Entries provided:
---

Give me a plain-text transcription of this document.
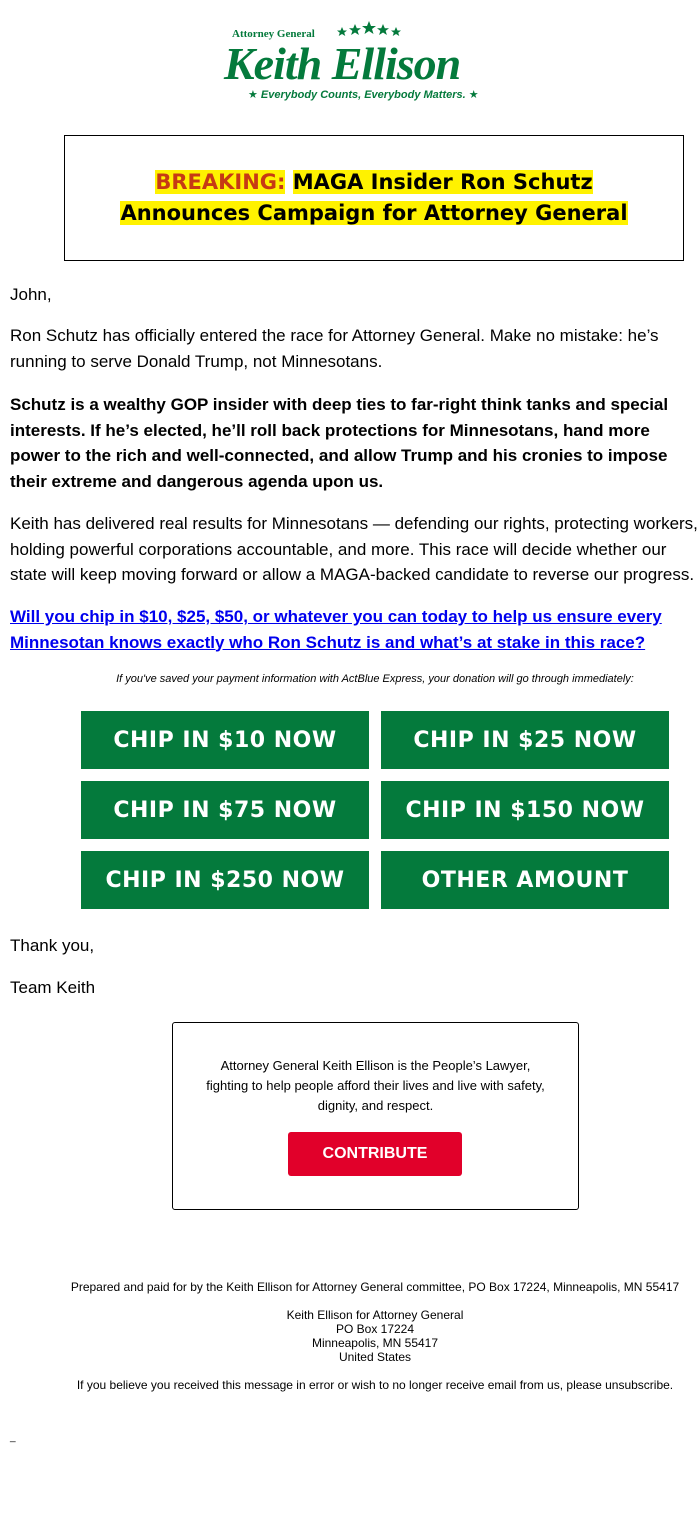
Attorney General
Keith Ellison
★ Everybody Counts, Everybody Matters. ★
BREAKING: MAGA Insider Ron Schutz Announces Campaign for Attorney General
John,
Ron Schutz has officially entered the race for Attorney General. Make no mistake: he’s
running to serve Donald Trump, not Minnesotans.
Schutz is a wealthy GOP insider with deep ties to far-right think tanks and special
interests. If he’s elected, he’ll roll back protections for Minnesotans, hand more
power to the rich and well-connected, and allow Trump and his cronies to impose
their extreme and dangerous agenda upon us.
Keith has delivered real results for Minnesotans — defending our rights, protecting workers,
holding powerful corporations accountable, and more. This race will decide whether our
state will keep moving forward or allow a MAGA-backed candidate to reverse our progress.
Will you chip in $10, $25, $50, or whatever you can today to help us ensure every
Minnesotan knows exactly who Ron Schutz is and what’s at stake in this race?
If you've saved your payment information with ActBlue Express, your donation will go through immediately:
CHIP IN $10 NOW	CHIP IN $25 NOW
CHIP IN $75 NOW	CHIP IN $150 NOW
CHIP IN $250 NOW	OTHER AMOUNT
Thank you,
Team Keith
Attorney General Keith Ellison is the People’s Lawyer,
fighting to help people afford their lives and live with safety,
dignity, and respect.
CONTRIBUTE
Prepared and paid for by the Keith Ellison for Attorney General committee, PO Box 17224, Minneapolis, MN 55417
Keith Ellison for Attorney General
PO Box 17224
Minneapolis, MN 55417
United States
If you believe you received this message in error or wish to no longer receive email from us, please unsubscribe.
_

---

Exercise description: Using the data above, write out every line exactly, leaving the images behind.

Problem solution:
Give me a plain-text transcription of this document.
Attorney General
Keith Ellison
★ Everybody Counts, Everybody Matters. ★
BREAKING: MAGA Insider Ron Schutz Announces Campaign for Attorney General
John,
Ron Schutz has officially entered the race for Attorney General. Make no mistake: he’s
running to serve Donald Trump, not Minnesotans.
Schutz is a wealthy GOP insider with deep ties to far-right think tanks and special
interests. If he’s elected, he’ll roll back protections for Minnesotans, hand more
power to the rich and well-connected, and allow Trump and his cronies to impose
their extreme and dangerous agenda upon us.
Keith has delivered real results for Minnesotans — defending our rights, protecting workers,
holding powerful corporations accountable, and more. This race will decide whether our
state will keep moving forward or allow a MAGA-backed candidate to reverse our progress.
Will you chip in $10, $25, $50, or whatever you can today to help us ensure every
Minnesotan knows exactly who Ron Schutz is and what’s at stake in this race?
If you've saved your payment information with ActBlue Express, your donation will go through immediately:
CHIP IN $10 NOW	CHIP IN $25 NOW
CHIP IN $75 NOW	CHIP IN $150 NOW
CHIP IN $250 NOW	OTHER AMOUNT
Thank you,
Team Keith
Attorney General Keith Ellison is the People’s Lawyer,
fighting to help people afford their lives and live with safety,
dignity, and respect.
CONTRIBUTE
Prepared and paid for by the Keith Ellison for Attorney General committee, PO Box 17224, Minneapolis, MN 55417
Keith Ellison for Attorney General
PO Box 17224
Minneapolis, MN 55417
United States
If you believe you received this message in error or wish to no longer receive email from us, please unsubscribe.
_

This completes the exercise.